───── MATERIAL ─────

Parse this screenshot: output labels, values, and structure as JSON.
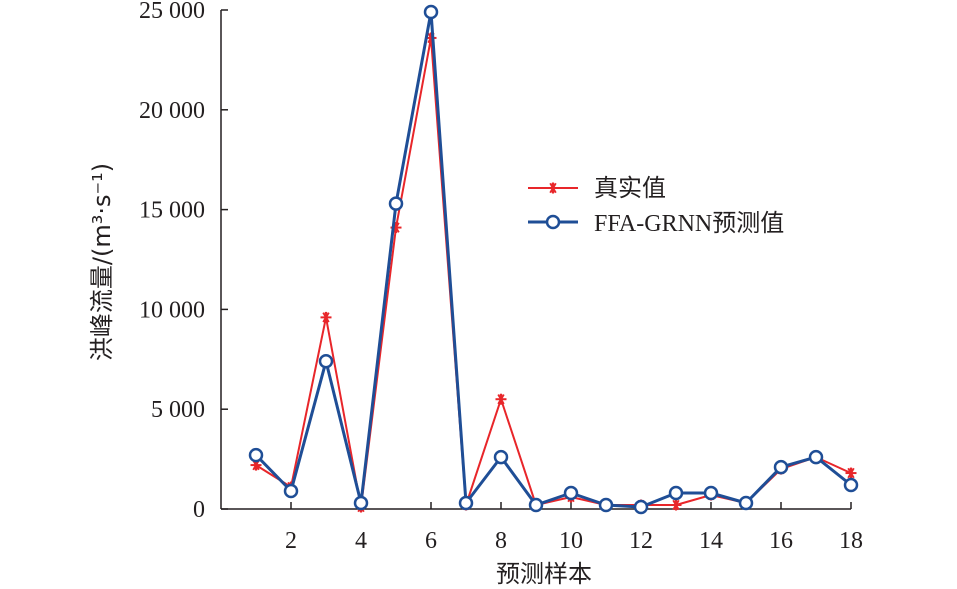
{
  "chart_data": {
    "type": "line",
    "xlabel": "预测样本",
    "ylabel": "洪峰流量/(m³·s⁻¹)",
    "x": [
      1,
      2,
      3,
      4,
      5,
      6,
      7,
      8,
      9,
      10,
      11,
      12,
      13,
      14,
      15,
      16,
      17,
      18
    ],
    "xlim": [
      0,
      18
    ],
    "ylim": [
      0,
      25000
    ],
    "xticks": [
      2,
      4,
      6,
      8,
      10,
      12,
      14,
      16,
      18
    ],
    "yticks": [
      0,
      5000,
      10000,
      15000,
      20000,
      25000
    ],
    "xtick_labels": [
      "2",
      "4",
      "6",
      "8",
      "10",
      "12",
      "14",
      "16",
      "18"
    ],
    "ytick_labels": [
      "0",
      "5 000",
      "10 000",
      "15 000",
      "20 000",
      "25 000"
    ],
    "grid": false,
    "legend_position": "center-right",
    "series": [
      {
        "name": "真实值",
        "color": "#e8262a",
        "marker": "asterisk",
        "values": [
          2200,
          1100,
          9600,
          100,
          14100,
          23600,
          200,
          5500,
          200,
          600,
          200,
          200,
          200,
          700,
          300,
          2000,
          2600,
          1800
        ]
      },
      {
        "name": "FFA-GRNN预测值",
        "color": "#1f4e96",
        "marker": "circle",
        "values": [
          2700,
          900,
          7400,
          300,
          15300,
          24900,
          300,
          2600,
          200,
          800,
          200,
          100,
          800,
          800,
          300,
          2100,
          2600,
          1200
        ]
      }
    ]
  }
}
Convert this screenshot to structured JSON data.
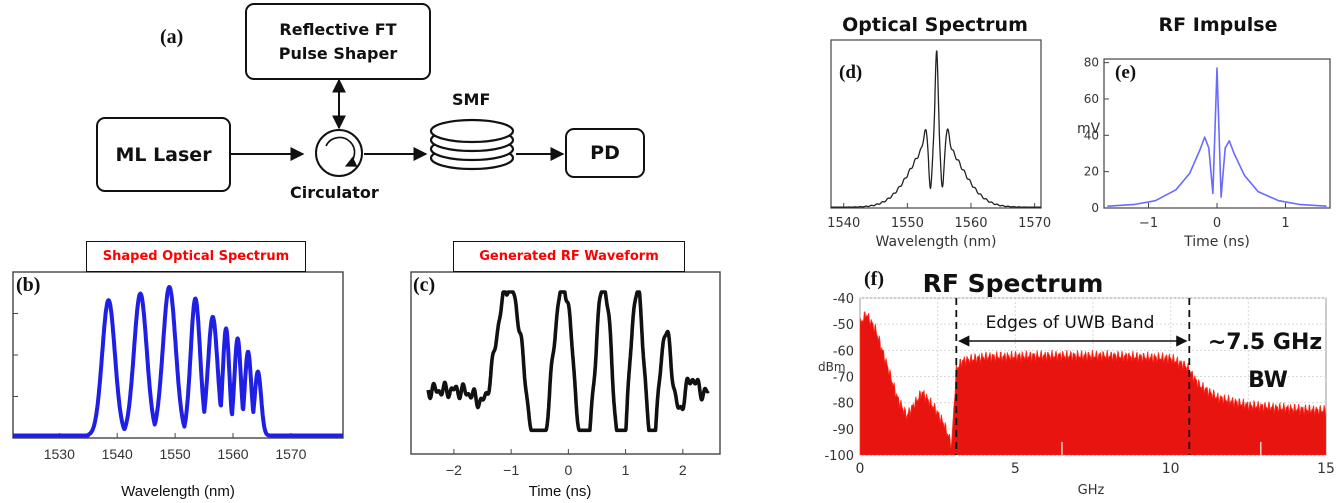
{
  "setup": {
    "panel_label": "(a)",
    "ml_laser": "ML Laser",
    "pulse_shaper_line1": "Reflective FT",
    "pulse_shaper_line2": "Pulse Shaper",
    "circulator": "Circulator",
    "smf": "SMF",
    "pd": "PD"
  },
  "panels": {
    "b": {
      "label": "(b)",
      "title": "Shaped Optical Spectrum",
      "xlabel": "Wavelength (nm)"
    },
    "c": {
      "label": "(c)",
      "title": "Generated RF Waveform",
      "xlabel": "Time (ns)"
    },
    "d": {
      "label": "(d)",
      "title": "Optical Spectrum",
      "xlabel": "Wavelength (nm)"
    },
    "e": {
      "label": "(e)",
      "title": "RF Impulse",
      "xlabel": "Time (ns)",
      "ylabel": "mV"
    },
    "f": {
      "label": "(f)",
      "title": "RF Spectrum",
      "xlabel": "GHz",
      "ylabel": "dBm",
      "annotation": "Edges of UWB Band",
      "bw_line1": "~7.5 GHz",
      "bw_line2": "BW"
    }
  },
  "colors": {
    "title_red": "#ff0000",
    "blue": "#1f1fe6",
    "light_blue": "#6a6aff",
    "red_fill": "#e8140f"
  },
  "chart_data": [
    {
      "id": "b",
      "type": "line",
      "xlim": [
        1522,
        1579
      ],
      "ylim": [
        0,
        1
      ],
      "grid": false,
      "xticks": [
        1530,
        1540,
        1550,
        1560,
        1570
      ],
      "peaks": [
        {
          "x": 1538.5,
          "y": 0.83
        },
        {
          "x": 1544.0,
          "y": 0.87
        },
        {
          "x": 1549.0,
          "y": 0.91
        },
        {
          "x": 1553.5,
          "y": 0.84
        },
        {
          "x": 1556.5,
          "y": 0.73
        },
        {
          "x": 1558.8,
          "y": 0.66
        },
        {
          "x": 1560.8,
          "y": 0.6
        },
        {
          "x": 1562.6,
          "y": 0.52
        },
        {
          "x": 1564.3,
          "y": 0.4
        }
      ]
    },
    {
      "id": "c",
      "type": "line",
      "xlim": [
        -2.75,
        2.65
      ],
      "ylim": [
        -1,
        1
      ],
      "grid": false,
      "xticks": [
        -2,
        -1,
        0,
        1,
        2
      ]
    },
    {
      "id": "d",
      "type": "line",
      "xlim": [
        1538,
        1571
      ],
      "ylim": [
        0,
        1
      ],
      "grid": false,
      "xticks": [
        1540,
        1550,
        1560,
        1570
      ]
    },
    {
      "id": "e",
      "type": "line",
      "xlim": [
        -1.65,
        1.65
      ],
      "ylim": [
        0,
        82
      ],
      "grid": false,
      "xticks": [
        -1,
        0,
        1
      ],
      "yticks": [
        0,
        20,
        40,
        60,
        80
      ],
      "x": [
        -1.6,
        -1.2,
        -0.9,
        -0.6,
        -0.4,
        -0.25,
        -0.18,
        -0.12,
        -0.06,
        0,
        0.06,
        0.12,
        0.18,
        0.25,
        0.4,
        0.6,
        0.9,
        1.2,
        1.6
      ],
      "y": [
        1,
        2,
        4,
        10,
        19,
        32,
        39,
        33,
        8,
        77,
        6,
        33,
        37,
        30,
        18,
        9,
        4,
        2,
        1
      ]
    },
    {
      "id": "f",
      "type": "area",
      "xlim": [
        0,
        15
      ],
      "ylim": [
        -100,
        -40
      ],
      "grid": true,
      "xticks": [
        0,
        5,
        10,
        15
      ],
      "yticks": [
        -40,
        -50,
        -60,
        -70,
        -80,
        -90,
        -100
      ],
      "band_edges": [
        3.1,
        10.6
      ],
      "x": [
        0,
        0.2,
        0.5,
        0.8,
        1.2,
        1.5,
        2.0,
        2.4,
        2.7,
        2.95,
        3.1,
        3.3,
        4,
        6,
        8,
        10,
        10.5,
        10.9,
        11.5,
        12.5,
        13.5,
        15
      ],
      "y": [
        -50,
        -46,
        -52,
        -63,
        -78,
        -85,
        -76,
        -82,
        -88,
        -96,
        -67,
        -64,
        -62.5,
        -62,
        -62,
        -63,
        -66,
        -73,
        -78,
        -81,
        -82,
        -83
      ]
    }
  ]
}
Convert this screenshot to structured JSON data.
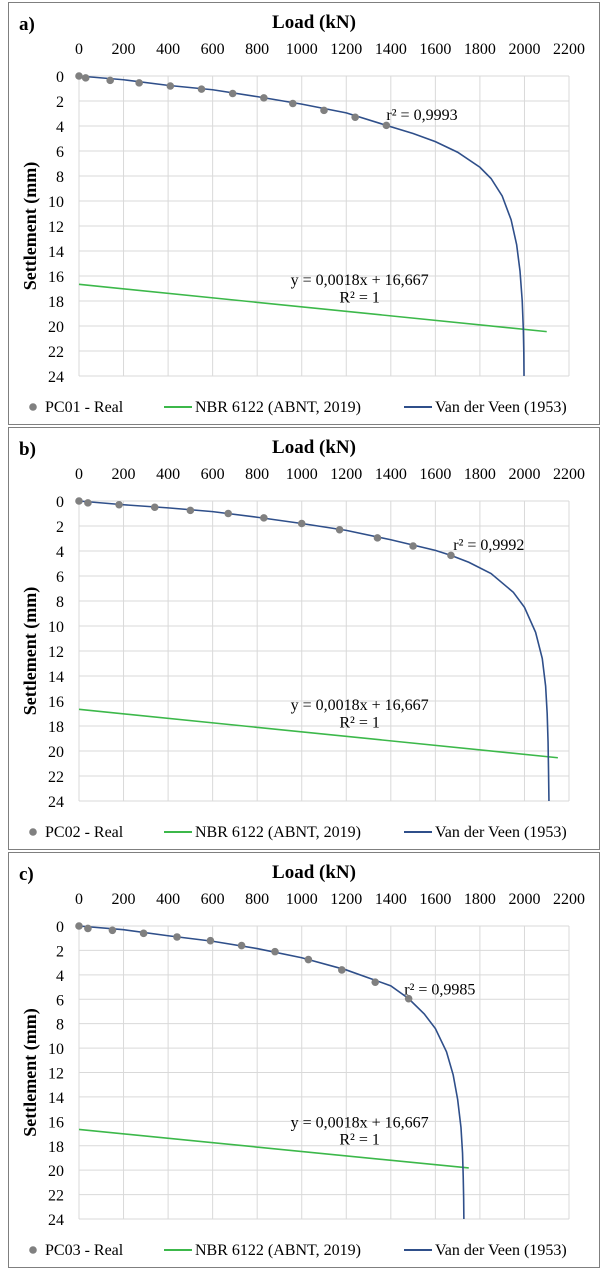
{
  "chart_data": [
    {
      "type": "scatter",
      "panel_label": "a)",
      "xlabel": "Load (kN)",
      "ylabel": "Settlement (mm)",
      "xlim": [
        0,
        2200
      ],
      "ylim": [
        0,
        24
      ],
      "y_inverted": true,
      "x_axis_position": "top",
      "grid": true,
      "x_ticks": [
        0,
        200,
        400,
        600,
        800,
        1000,
        1200,
        1400,
        1600,
        1800,
        2000,
        2200
      ],
      "y_ticks": [
        0,
        2,
        4,
        6,
        8,
        10,
        12,
        14,
        16,
        18,
        20,
        22,
        24
      ],
      "series": [
        {
          "name": "PC01 - Real",
          "kind": "scatter",
          "color": "#808080",
          "x": [
            0,
            30,
            140,
            270,
            410,
            550,
            690,
            830,
            960,
            1100,
            1240,
            1380
          ],
          "y": [
            0,
            0.15,
            0.35,
            0.55,
            0.8,
            1.05,
            1.4,
            1.75,
            2.2,
            2.75,
            3.3,
            3.95
          ]
        },
        {
          "name": "NBR 6122 (ABNT, 2019)",
          "kind": "line",
          "color": "#3cb84a",
          "x": [
            0,
            2100
          ],
          "y": [
            16.667,
            20.45
          ]
        },
        {
          "name": "Van der Veen (1953)",
          "kind": "line",
          "color": "#2f4f8a",
          "x": [
            0,
            200,
            400,
            600,
            800,
            1000,
            1200,
            1380,
            1500,
            1600,
            1700,
            1800,
            1850,
            1900,
            1940,
            1965,
            1980,
            1990,
            1995,
            1997,
            1998
          ],
          "y": [
            0,
            0.3,
            0.75,
            1.1,
            1.65,
            2.25,
            2.95,
            3.95,
            4.6,
            5.25,
            6.1,
            7.3,
            8.2,
            9.6,
            11.5,
            13.5,
            15.6,
            18,
            20.3,
            22,
            24
          ]
        }
      ],
      "annotations": [
        {
          "text": "r² = 0,9993",
          "x": 1540,
          "y": 3.5
        },
        {
          "text": "y = 0,0018x + 16,667",
          "x": 1260,
          "y": 16.7
        },
        {
          "text": "R² = 1",
          "x": 1260,
          "y": 18.1
        }
      ],
      "legend": [
        "PC01 - Real",
        "NBR 6122 (ABNT, 2019)",
        "Van der Veen (1953)"
      ],
      "legend_position": "bottom"
    },
    {
      "type": "scatter",
      "panel_label": "b)",
      "xlabel": "Load (kN)",
      "ylabel": "Settlement (mm)",
      "xlim": [
        0,
        2200
      ],
      "ylim": [
        0,
        24
      ],
      "y_inverted": true,
      "x_axis_position": "top",
      "grid": true,
      "x_ticks": [
        0,
        200,
        400,
        600,
        800,
        1000,
        1200,
        1400,
        1600,
        1800,
        2000,
        2200
      ],
      "y_ticks": [
        0,
        2,
        4,
        6,
        8,
        10,
        12,
        14,
        16,
        18,
        20,
        22,
        24
      ],
      "series": [
        {
          "name": "PC02 - Real",
          "kind": "scatter",
          "color": "#808080",
          "x": [
            0,
            40,
            180,
            340,
            500,
            670,
            830,
            1000,
            1170,
            1340,
            1500,
            1670
          ],
          "y": [
            0,
            0.15,
            0.3,
            0.5,
            0.75,
            1.0,
            1.35,
            1.8,
            2.3,
            2.95,
            3.6,
            4.35
          ]
        },
        {
          "name": "NBR 6122 (ABNT, 2019)",
          "kind": "line",
          "color": "#3cb84a",
          "x": [
            0,
            2150
          ],
          "y": [
            16.667,
            20.54
          ]
        },
        {
          "name": "Van der Veen (1953)",
          "kind": "line",
          "color": "#2f4f8a",
          "x": [
            0,
            200,
            400,
            600,
            800,
            1000,
            1200,
            1400,
            1600,
            1670,
            1750,
            1850,
            1950,
            2000,
            2050,
            2080,
            2095,
            2102,
            2106,
            2108,
            2110
          ],
          "y": [
            0,
            0.3,
            0.55,
            0.85,
            1.3,
            1.8,
            2.35,
            3.1,
            3.95,
            4.35,
            4.9,
            5.8,
            7.3,
            8.5,
            10.5,
            12.6,
            14.8,
            17,
            19.3,
            21.5,
            24
          ]
        }
      ],
      "annotations": [
        {
          "text": "r² = 0,9992",
          "x": 1840,
          "y": 3.9
        },
        {
          "text": "y = 0,0018x + 16,667",
          "x": 1260,
          "y": 16.7
        },
        {
          "text": "R² = 1",
          "x": 1260,
          "y": 18.1
        }
      ],
      "legend": [
        "PC02 - Real",
        "NBR 6122 (ABNT, 2019)",
        "Van der Veen (1953)"
      ],
      "legend_position": "bottom"
    },
    {
      "type": "scatter",
      "panel_label": "c)",
      "xlabel": "Load (kN)",
      "ylabel": "Settlement (mm)",
      "xlim": [
        0,
        2200
      ],
      "ylim": [
        0,
        24
      ],
      "y_inverted": true,
      "x_axis_position": "top",
      "grid": true,
      "x_ticks": [
        0,
        200,
        400,
        600,
        800,
        1000,
        1200,
        1400,
        1600,
        1800,
        2000,
        2200
      ],
      "y_ticks": [
        0,
        2,
        4,
        6,
        8,
        10,
        12,
        14,
        16,
        18,
        20,
        22,
        24
      ],
      "series": [
        {
          "name": "PC03 - Real",
          "kind": "scatter",
          "color": "#808080",
          "x": [
            0,
            40,
            150,
            290,
            440,
            590,
            730,
            880,
            1030,
            1180,
            1330,
            1480
          ],
          "y": [
            0,
            0.2,
            0.35,
            0.6,
            0.9,
            1.2,
            1.6,
            2.1,
            2.75,
            3.6,
            4.6,
            5.95
          ]
        },
        {
          "name": "NBR 6122 (ABNT, 2019)",
          "kind": "line",
          "color": "#3cb84a",
          "x": [
            0,
            1750
          ],
          "y": [
            16.667,
            19.82
          ]
        },
        {
          "name": "Van der Veen (1953)",
          "kind": "line",
          "color": "#2f4f8a",
          "x": [
            0,
            200,
            400,
            600,
            800,
            1000,
            1200,
            1400,
            1480,
            1550,
            1600,
            1650,
            1680,
            1700,
            1715,
            1722,
            1725,
            1727,
            1728
          ],
          "y": [
            0,
            0.3,
            0.8,
            1.25,
            1.85,
            2.6,
            3.6,
            4.9,
            5.95,
            7.2,
            8.4,
            10.3,
            12.2,
            14.2,
            16.5,
            18.6,
            20.5,
            22.3,
            24
          ]
        }
      ],
      "annotations": [
        {
          "text": "r² = 0,9985",
          "x": 1620,
          "y": 5.6
        },
        {
          "text": "y = 0,0018x + 16,667",
          "x": 1260,
          "y": 16.5
        },
        {
          "text": "R² = 1",
          "x": 1260,
          "y": 17.9
        }
      ],
      "legend": [
        "PC03 - Real",
        "NBR 6122 (ABNT, 2019)",
        "Van der Veen (1953)"
      ],
      "legend_position": "bottom"
    }
  ]
}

─────

YOUR TASK:
List all lines in the material containing the string "Spectrum".

REPLY TO THE TASK:
      "title": "Shaped Optical Spectrum",
      "title": "Optical Spectrum",
      "title": "RF Spectrum",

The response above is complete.